** BEGIN RAW DATA **

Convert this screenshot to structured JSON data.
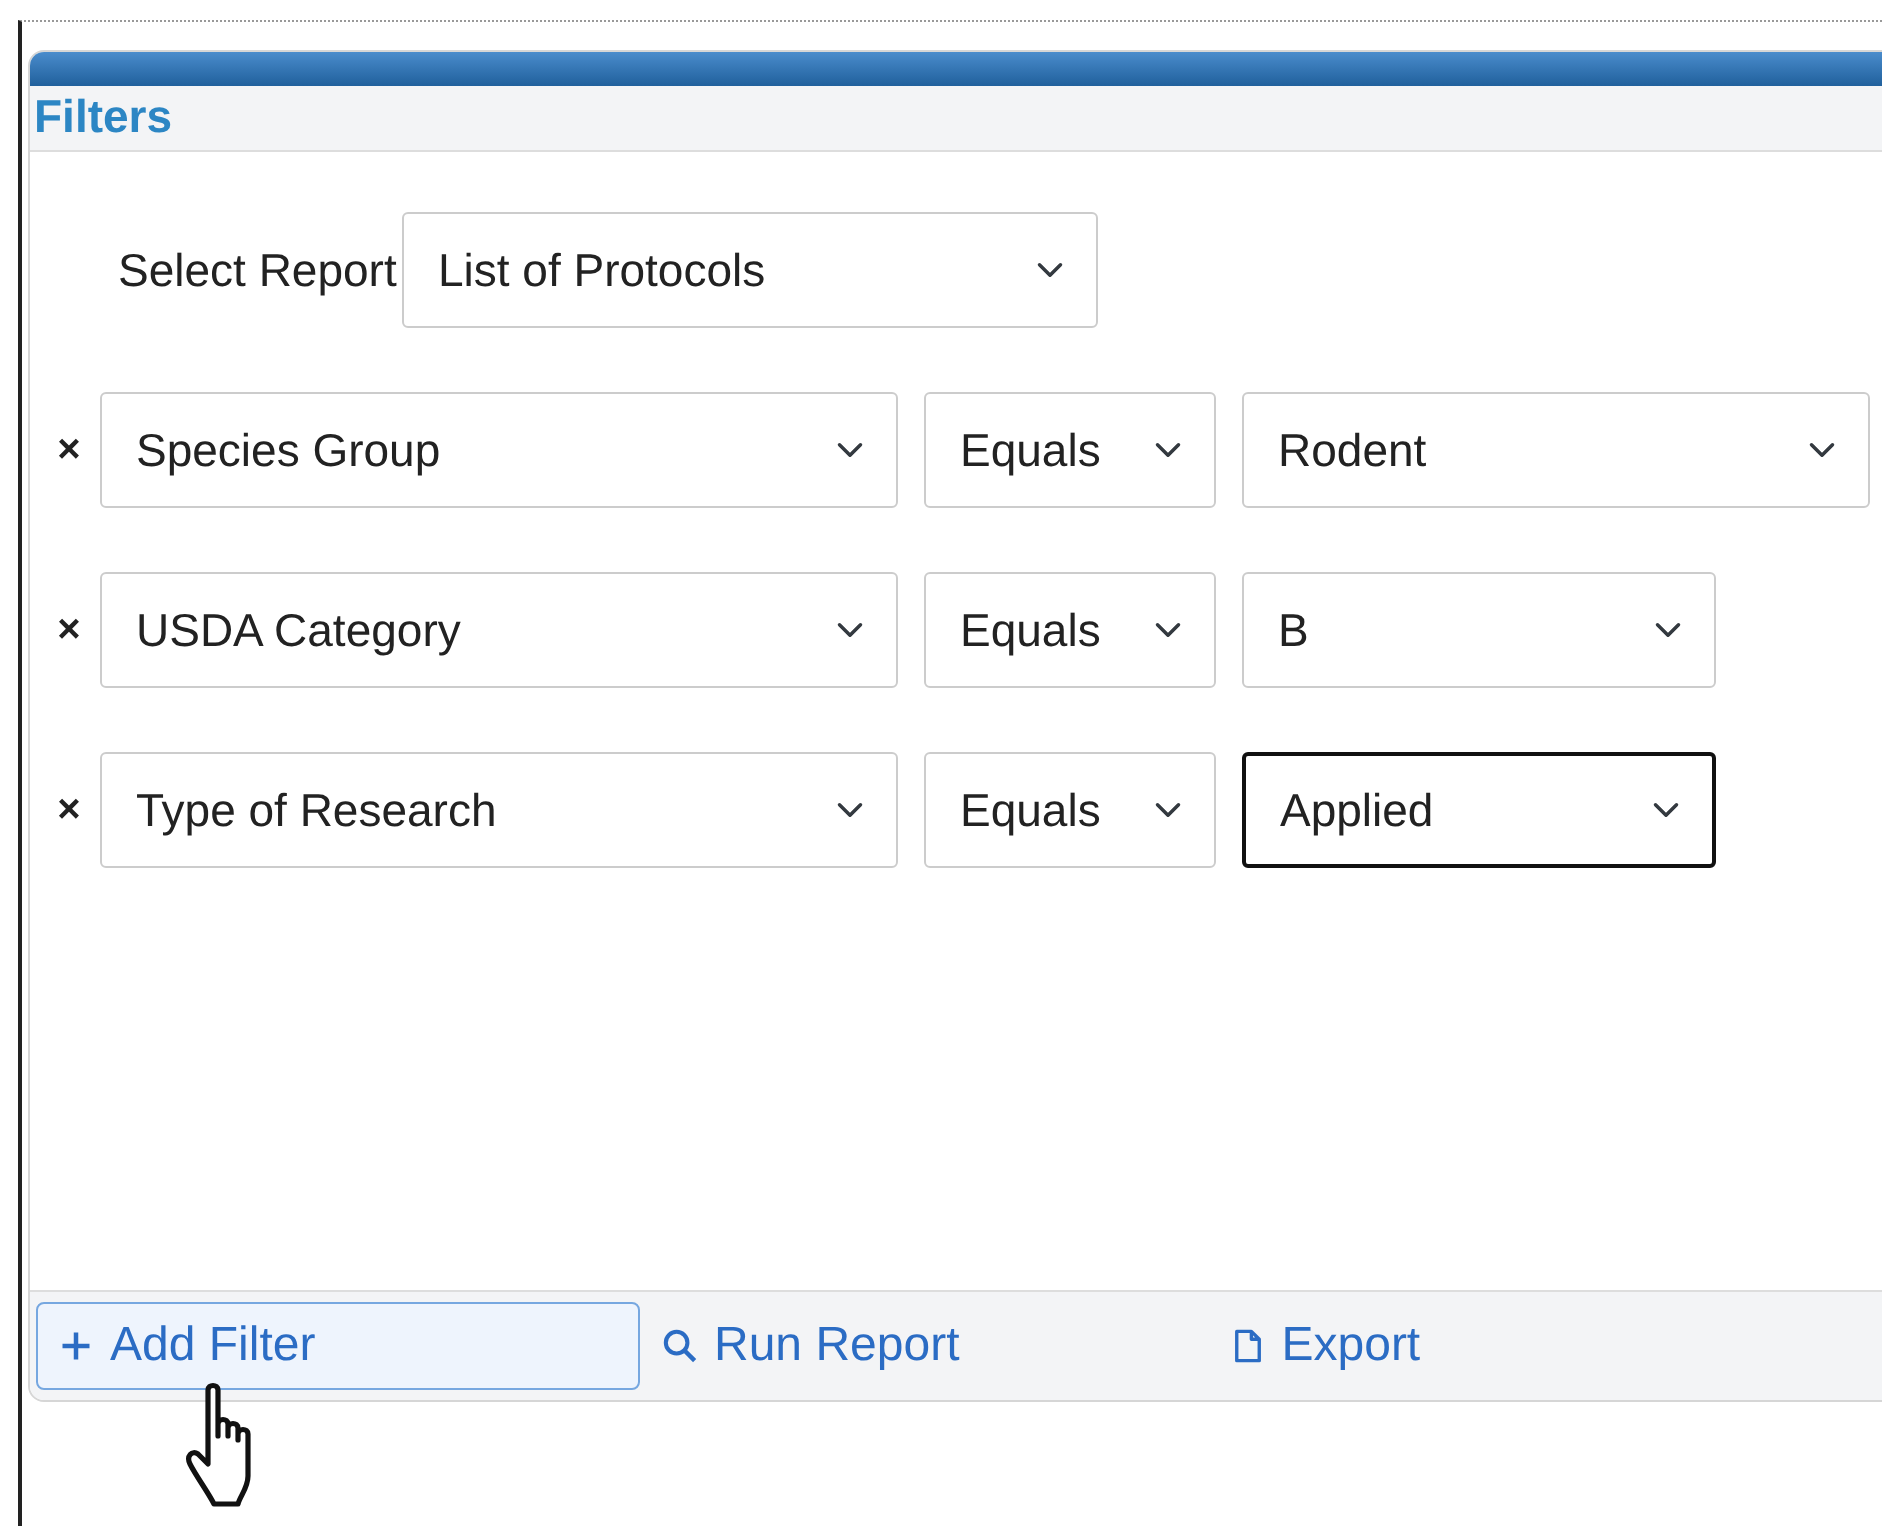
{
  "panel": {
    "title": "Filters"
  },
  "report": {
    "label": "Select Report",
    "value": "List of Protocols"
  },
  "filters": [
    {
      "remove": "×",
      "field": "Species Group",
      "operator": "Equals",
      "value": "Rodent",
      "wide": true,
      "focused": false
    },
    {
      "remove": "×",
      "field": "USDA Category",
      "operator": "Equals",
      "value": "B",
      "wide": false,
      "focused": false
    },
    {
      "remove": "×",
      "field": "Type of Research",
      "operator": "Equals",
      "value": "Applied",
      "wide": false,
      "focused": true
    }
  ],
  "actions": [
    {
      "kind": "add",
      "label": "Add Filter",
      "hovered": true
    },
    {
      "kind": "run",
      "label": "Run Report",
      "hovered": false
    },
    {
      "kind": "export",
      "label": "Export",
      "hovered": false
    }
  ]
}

** END RAW DATA **

▶ **DIRECTION**
Pictures in the records must not appear in the copy; transcribe everything else precisely.

▶ **ANSWER**
Convert this screenshot to structured JSON data.
{
  "panel": {
    "title": "Filters"
  },
  "report": {
    "label": "Select Report",
    "value": "List of Protocols"
  },
  "filters": [
    {
      "remove": "×",
      "field": "Species Group",
      "operator": "Equals",
      "value": "Rodent",
      "wide": true,
      "focused": false
    },
    {
      "remove": "×",
      "field": "USDA Category",
      "operator": "Equals",
      "value": "B",
      "wide": false,
      "focused": false
    },
    {
      "remove": "×",
      "field": "Type of Research",
      "operator": "Equals",
      "value": "Applied",
      "wide": false,
      "focused": true
    }
  ],
  "actions": [
    {
      "kind": "add",
      "label": "Add Filter",
      "hovered": true
    },
    {
      "kind": "run",
      "label": "Run Report",
      "hovered": false
    },
    {
      "kind": "export",
      "label": "Export",
      "hovered": false
    }
  ]
}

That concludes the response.